DATA SUPPLIED -

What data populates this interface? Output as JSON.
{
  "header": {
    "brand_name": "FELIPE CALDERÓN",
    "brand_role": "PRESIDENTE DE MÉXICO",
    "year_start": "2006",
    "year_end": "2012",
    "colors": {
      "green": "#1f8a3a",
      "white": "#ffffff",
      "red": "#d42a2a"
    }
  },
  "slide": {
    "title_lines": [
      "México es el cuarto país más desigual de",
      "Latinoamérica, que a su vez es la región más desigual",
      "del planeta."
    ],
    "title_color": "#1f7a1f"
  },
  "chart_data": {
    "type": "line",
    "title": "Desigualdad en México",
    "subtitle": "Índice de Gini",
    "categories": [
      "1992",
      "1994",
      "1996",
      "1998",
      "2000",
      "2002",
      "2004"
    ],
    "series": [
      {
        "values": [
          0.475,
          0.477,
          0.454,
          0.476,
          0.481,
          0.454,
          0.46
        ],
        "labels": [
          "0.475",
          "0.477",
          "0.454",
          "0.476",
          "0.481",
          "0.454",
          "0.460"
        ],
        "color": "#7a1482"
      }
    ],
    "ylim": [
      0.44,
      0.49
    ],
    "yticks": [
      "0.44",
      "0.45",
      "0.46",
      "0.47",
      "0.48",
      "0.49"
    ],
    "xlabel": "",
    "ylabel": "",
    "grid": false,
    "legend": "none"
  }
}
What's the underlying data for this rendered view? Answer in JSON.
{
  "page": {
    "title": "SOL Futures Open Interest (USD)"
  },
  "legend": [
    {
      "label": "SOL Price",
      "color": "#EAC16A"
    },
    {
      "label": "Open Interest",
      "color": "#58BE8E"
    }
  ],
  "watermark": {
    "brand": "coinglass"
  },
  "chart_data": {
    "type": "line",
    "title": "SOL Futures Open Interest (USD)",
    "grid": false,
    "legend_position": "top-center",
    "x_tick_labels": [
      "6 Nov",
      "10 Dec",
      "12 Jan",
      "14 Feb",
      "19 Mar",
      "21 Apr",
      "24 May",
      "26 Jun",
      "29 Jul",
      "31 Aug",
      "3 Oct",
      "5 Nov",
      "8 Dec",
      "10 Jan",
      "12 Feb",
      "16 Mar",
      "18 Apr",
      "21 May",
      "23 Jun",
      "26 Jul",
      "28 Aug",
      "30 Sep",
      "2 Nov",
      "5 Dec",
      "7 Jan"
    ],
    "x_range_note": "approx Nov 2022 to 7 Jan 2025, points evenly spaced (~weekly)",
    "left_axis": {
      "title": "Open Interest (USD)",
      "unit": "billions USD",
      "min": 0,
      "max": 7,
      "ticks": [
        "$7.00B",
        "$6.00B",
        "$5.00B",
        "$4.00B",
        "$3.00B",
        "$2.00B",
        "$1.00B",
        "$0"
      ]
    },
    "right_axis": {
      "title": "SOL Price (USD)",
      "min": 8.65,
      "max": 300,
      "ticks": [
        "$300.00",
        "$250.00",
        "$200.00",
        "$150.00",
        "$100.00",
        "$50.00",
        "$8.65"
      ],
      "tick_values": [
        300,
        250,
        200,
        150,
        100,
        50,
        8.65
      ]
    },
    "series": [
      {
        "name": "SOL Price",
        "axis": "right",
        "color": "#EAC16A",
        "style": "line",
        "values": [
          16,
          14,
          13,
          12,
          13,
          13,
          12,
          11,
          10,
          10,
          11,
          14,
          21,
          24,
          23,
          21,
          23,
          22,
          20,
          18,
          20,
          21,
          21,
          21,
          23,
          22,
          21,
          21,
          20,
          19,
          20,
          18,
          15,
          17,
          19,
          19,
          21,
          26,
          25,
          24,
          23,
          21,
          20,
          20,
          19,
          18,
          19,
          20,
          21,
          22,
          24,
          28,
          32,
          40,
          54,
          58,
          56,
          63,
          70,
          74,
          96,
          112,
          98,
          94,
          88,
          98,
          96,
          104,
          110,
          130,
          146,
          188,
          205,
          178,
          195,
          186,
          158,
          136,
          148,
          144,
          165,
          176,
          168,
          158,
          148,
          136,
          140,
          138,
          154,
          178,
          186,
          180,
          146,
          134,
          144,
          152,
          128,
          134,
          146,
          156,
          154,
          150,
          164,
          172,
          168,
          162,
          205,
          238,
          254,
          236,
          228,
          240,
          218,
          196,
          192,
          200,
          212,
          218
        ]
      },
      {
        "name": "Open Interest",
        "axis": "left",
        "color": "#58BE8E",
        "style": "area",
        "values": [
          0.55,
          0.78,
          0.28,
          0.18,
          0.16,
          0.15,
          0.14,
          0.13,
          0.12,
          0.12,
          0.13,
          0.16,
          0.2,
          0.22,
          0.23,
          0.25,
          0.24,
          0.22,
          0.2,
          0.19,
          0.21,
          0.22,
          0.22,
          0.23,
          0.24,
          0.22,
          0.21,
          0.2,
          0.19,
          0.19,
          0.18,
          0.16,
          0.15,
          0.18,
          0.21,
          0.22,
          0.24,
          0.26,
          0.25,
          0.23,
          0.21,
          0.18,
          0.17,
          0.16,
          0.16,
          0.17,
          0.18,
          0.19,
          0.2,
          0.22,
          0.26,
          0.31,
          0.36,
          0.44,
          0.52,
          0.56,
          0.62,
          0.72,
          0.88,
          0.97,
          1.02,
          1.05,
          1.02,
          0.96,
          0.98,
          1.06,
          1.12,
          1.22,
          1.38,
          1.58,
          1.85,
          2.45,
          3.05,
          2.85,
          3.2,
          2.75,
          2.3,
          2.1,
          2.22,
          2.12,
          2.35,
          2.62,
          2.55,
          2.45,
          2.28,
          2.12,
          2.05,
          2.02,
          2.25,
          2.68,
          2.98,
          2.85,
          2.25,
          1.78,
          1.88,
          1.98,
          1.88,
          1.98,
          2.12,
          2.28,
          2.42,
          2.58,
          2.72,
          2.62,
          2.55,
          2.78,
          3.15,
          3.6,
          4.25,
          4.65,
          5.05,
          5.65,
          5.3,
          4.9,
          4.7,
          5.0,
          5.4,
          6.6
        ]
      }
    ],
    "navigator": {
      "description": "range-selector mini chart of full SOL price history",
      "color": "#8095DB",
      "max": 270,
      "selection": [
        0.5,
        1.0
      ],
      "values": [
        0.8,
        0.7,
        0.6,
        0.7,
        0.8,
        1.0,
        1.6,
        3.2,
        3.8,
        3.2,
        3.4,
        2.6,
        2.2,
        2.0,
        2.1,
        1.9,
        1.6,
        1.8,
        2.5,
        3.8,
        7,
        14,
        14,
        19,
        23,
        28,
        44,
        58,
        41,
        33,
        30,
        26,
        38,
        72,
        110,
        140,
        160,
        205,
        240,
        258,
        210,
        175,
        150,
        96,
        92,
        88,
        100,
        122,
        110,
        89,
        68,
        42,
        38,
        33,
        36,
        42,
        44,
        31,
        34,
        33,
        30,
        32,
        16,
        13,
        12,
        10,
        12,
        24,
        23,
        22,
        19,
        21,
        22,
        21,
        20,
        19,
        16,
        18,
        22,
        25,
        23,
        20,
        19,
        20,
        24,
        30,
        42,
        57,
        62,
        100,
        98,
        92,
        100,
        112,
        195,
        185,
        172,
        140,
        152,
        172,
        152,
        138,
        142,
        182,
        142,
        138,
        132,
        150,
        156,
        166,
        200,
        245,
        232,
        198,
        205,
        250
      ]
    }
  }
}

TASK DIRECTIONS - Point out every line holding the string "JSON" and copy it.

SOLUTION TO THE PROBLEM -
What data populates this interface? Output as JSON.
What's the underlying data for this rendered view? Answer in JSON.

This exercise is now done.